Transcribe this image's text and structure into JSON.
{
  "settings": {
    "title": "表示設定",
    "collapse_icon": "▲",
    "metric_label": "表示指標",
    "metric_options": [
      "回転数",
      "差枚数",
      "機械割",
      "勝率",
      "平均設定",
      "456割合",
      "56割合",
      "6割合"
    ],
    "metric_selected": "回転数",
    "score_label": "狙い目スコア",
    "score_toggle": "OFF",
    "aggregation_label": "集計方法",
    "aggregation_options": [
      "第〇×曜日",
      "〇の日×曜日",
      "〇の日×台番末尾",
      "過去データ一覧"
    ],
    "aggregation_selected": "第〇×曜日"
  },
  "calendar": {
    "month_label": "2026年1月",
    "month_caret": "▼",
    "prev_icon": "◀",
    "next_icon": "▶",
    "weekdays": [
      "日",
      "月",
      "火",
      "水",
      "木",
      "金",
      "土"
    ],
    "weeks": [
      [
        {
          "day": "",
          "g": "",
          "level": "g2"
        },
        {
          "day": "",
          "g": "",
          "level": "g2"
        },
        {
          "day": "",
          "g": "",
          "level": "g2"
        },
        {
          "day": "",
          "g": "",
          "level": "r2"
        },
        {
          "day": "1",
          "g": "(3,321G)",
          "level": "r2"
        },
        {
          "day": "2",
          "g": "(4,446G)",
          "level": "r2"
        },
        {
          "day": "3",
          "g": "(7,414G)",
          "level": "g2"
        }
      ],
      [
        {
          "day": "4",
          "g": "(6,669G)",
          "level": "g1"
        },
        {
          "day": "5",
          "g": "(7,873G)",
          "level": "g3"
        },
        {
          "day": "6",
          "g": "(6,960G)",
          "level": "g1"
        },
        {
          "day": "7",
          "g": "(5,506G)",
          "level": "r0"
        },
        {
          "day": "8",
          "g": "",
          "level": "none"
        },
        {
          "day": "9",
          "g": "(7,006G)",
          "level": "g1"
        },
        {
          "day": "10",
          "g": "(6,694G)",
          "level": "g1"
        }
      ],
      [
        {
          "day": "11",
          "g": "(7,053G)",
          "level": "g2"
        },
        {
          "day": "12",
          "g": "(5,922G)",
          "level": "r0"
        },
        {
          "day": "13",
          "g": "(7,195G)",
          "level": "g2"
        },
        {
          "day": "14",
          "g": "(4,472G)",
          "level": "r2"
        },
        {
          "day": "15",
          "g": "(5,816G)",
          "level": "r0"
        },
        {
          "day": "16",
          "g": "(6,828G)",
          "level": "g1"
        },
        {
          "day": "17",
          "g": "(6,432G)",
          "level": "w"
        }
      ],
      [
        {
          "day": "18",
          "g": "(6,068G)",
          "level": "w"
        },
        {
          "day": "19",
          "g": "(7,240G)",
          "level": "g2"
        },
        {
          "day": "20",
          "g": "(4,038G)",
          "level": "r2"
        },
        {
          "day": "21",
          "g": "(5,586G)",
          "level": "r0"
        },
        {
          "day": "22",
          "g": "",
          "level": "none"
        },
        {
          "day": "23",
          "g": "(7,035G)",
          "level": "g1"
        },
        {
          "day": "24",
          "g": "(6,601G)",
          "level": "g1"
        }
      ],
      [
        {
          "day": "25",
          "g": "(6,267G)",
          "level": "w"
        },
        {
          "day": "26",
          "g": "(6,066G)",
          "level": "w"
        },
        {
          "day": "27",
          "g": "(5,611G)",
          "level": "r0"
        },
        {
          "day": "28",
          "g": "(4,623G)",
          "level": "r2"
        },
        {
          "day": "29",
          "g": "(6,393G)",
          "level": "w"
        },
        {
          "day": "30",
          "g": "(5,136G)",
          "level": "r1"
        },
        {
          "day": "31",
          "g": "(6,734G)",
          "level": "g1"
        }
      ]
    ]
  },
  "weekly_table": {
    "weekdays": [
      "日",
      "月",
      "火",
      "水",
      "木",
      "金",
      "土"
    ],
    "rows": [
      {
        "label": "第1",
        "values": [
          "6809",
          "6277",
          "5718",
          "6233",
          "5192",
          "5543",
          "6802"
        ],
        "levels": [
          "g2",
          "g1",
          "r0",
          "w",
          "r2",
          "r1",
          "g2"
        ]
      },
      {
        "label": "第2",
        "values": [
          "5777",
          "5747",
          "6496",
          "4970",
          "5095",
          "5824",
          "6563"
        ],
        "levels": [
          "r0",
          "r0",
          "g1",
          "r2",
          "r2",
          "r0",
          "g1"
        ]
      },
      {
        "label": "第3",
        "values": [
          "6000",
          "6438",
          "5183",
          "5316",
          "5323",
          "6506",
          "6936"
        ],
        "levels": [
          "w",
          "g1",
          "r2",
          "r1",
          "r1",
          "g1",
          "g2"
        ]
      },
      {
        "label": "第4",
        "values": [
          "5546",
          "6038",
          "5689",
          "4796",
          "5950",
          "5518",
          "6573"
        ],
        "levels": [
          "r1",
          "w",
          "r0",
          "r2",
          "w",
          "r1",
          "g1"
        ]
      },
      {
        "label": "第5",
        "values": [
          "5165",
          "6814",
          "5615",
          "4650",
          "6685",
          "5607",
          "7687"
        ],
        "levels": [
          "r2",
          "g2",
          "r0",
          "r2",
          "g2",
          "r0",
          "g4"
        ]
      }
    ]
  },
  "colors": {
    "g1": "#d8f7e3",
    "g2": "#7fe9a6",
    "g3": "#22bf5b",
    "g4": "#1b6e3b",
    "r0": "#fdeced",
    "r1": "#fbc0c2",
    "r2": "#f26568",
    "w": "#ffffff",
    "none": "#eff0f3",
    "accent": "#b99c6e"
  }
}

##############################

GOAL: Please output the entire listing exactly as it stands.

RESULT OF THIS EXERCISE:
Transcribe this image's text and structure into JSON.
{
  "settings": {
    "title": "表示設定",
    "collapse_icon": "▲",
    "metric_label": "表示指標",
    "metric_options": [
      "回転数",
      "差枚数",
      "機械割",
      "勝率",
      "平均設定",
      "456割合",
      "56割合",
      "6割合"
    ],
    "metric_selected": "回転数",
    "score_label": "狙い目スコア",
    "score_toggle": "OFF",
    "aggregation_label": "集計方法",
    "aggregation_options": [
      "第〇×曜日",
      "〇の日×曜日",
      "〇の日×台番末尾",
      "過去データ一覧"
    ],
    "aggregation_selected": "第〇×曜日"
  },
  "calendar": {
    "month_label": "2026年1月",
    "month_caret": "▼",
    "prev_icon": "◀",
    "next_icon": "▶",
    "weekdays": [
      "日",
      "月",
      "火",
      "水",
      "木",
      "金",
      "土"
    ],
    "weeks": [
      [
        {
          "day": "",
          "g": "",
          "level": "g2"
        },
        {
          "day": "",
          "g": "",
          "level": "g2"
        },
        {
          "day": "",
          "g": "",
          "level": "g2"
        },
        {
          "day": "",
          "g": "",
          "level": "r2"
        },
        {
          "day": "1",
          "g": "(3,321G)",
          "level": "r2"
        },
        {
          "day": "2",
          "g": "(4,446G)",
          "level": "r2"
        },
        {
          "day": "3",
          "g": "(7,414G)",
          "level": "g2"
        }
      ],
      [
        {
          "day": "4",
          "g": "(6,669G)",
          "level": "g1"
        },
        {
          "day": "5",
          "g": "(7,873G)",
          "level": "g3"
        },
        {
          "day": "6",
          "g": "(6,960G)",
          "level": "g1"
        },
        {
          "day": "7",
          "g": "(5,506G)",
          "level": "r0"
        },
        {
          "day": "8",
          "g": "",
          "level": "none"
        },
        {
          "day": "9",
          "g": "(7,006G)",
          "level": "g1"
        },
        {
          "day": "10",
          "g": "(6,694G)",
          "level": "g1"
        }
      ],
      [
        {
          "day": "11",
          "g": "(7,053G)",
          "level": "g2"
        },
        {
          "day": "12",
          "g": "(5,922G)",
          "level": "r0"
        },
        {
          "day": "13",
          "g": "(7,195G)",
          "level": "g2"
        },
        {
          "day": "14",
          "g": "(4,472G)",
          "level": "r2"
        },
        {
          "day": "15",
          "g": "(5,816G)",
          "level": "r0"
        },
        {
          "day": "16",
          "g": "(6,828G)",
          "level": "g1"
        },
        {
          "day": "17",
          "g": "(6,432G)",
          "level": "w"
        }
      ],
      [
        {
          "day": "18",
          "g": "(6,068G)",
          "level": "w"
        },
        {
          "day": "19",
          "g": "(7,240G)",
          "level": "g2"
        },
        {
          "day": "20",
          "g": "(4,038G)",
          "level": "r2"
        },
        {
          "day": "21",
          "g": "(5,586G)",
          "level": "r0"
        },
        {
          "day": "22",
          "g": "",
          "level": "none"
        },
        {
          "day": "23",
          "g": "(7,035G)",
          "level": "g1"
        },
        {
          "day": "24",
          "g": "(6,601G)",
          "level": "g1"
        }
      ],
      [
        {
          "day": "25",
          "g": "(6,267G)",
          "level": "w"
        },
        {
          "day": "26",
          "g": "(6,066G)",
          "level": "w"
        },
        {
          "day": "27",
          "g": "(5,611G)",
          "level": "r0"
        },
        {
          "day": "28",
          "g": "(4,623G)",
          "level": "r2"
        },
        {
          "day": "29",
          "g": "(6,393G)",
          "level": "w"
        },
        {
          "day": "30",
          "g": "(5,136G)",
          "level": "r1"
        },
        {
          "day": "31",
          "g": "(6,734G)",
          "level": "g1"
        }
      ]
    ]
  },
  "weekly_table": {
    "weekdays": [
      "日",
      "月",
      "火",
      "水",
      "木",
      "金",
      "土"
    ],
    "rows": [
      {
        "label": "第1",
        "values": [
          "6809",
          "6277",
          "5718",
          "6233",
          "5192",
          "5543",
          "6802"
        ],
        "levels": [
          "g2",
          "g1",
          "r0",
          "w",
          "r2",
          "r1",
          "g2"
        ]
      },
      {
        "label": "第2",
        "values": [
          "5777",
          "5747",
          "6496",
          "4970",
          "5095",
          "5824",
          "6563"
        ],
        "levels": [
          "r0",
          "r0",
          "g1",
          "r2",
          "r2",
          "r0",
          "g1"
        ]
      },
      {
        "label": "第3",
        "values": [
          "6000",
          "6438",
          "5183",
          "5316",
          "5323",
          "6506",
          "6936"
        ],
        "levels": [
          "w",
          "g1",
          "r2",
          "r1",
          "r1",
          "g1",
          "g2"
        ]
      },
      {
        "label": "第4",
        "values": [
          "5546",
          "6038",
          "5689",
          "4796",
          "5950",
          "5518",
          "6573"
        ],
        "levels": [
          "r1",
          "w",
          "r0",
          "r2",
          "w",
          "r1",
          "g1"
        ]
      },
      {
        "label": "第5",
        "values": [
          "5165",
          "6814",
          "5615",
          "4650",
          "6685",
          "5607",
          "7687"
        ],
        "levels": [
          "r2",
          "g2",
          "r0",
          "r2",
          "g2",
          "r0",
          "g4"
        ]
      }
    ]
  },
  "colors": {
    "g1": "#d8f7e3",
    "g2": "#7fe9a6",
    "g3": "#22bf5b",
    "g4": "#1b6e3b",
    "r0": "#fdeced",
    "r1": "#fbc0c2",
    "r2": "#f26568",
    "w": "#ffffff",
    "none": "#eff0f3",
    "accent": "#b99c6e"
  }
}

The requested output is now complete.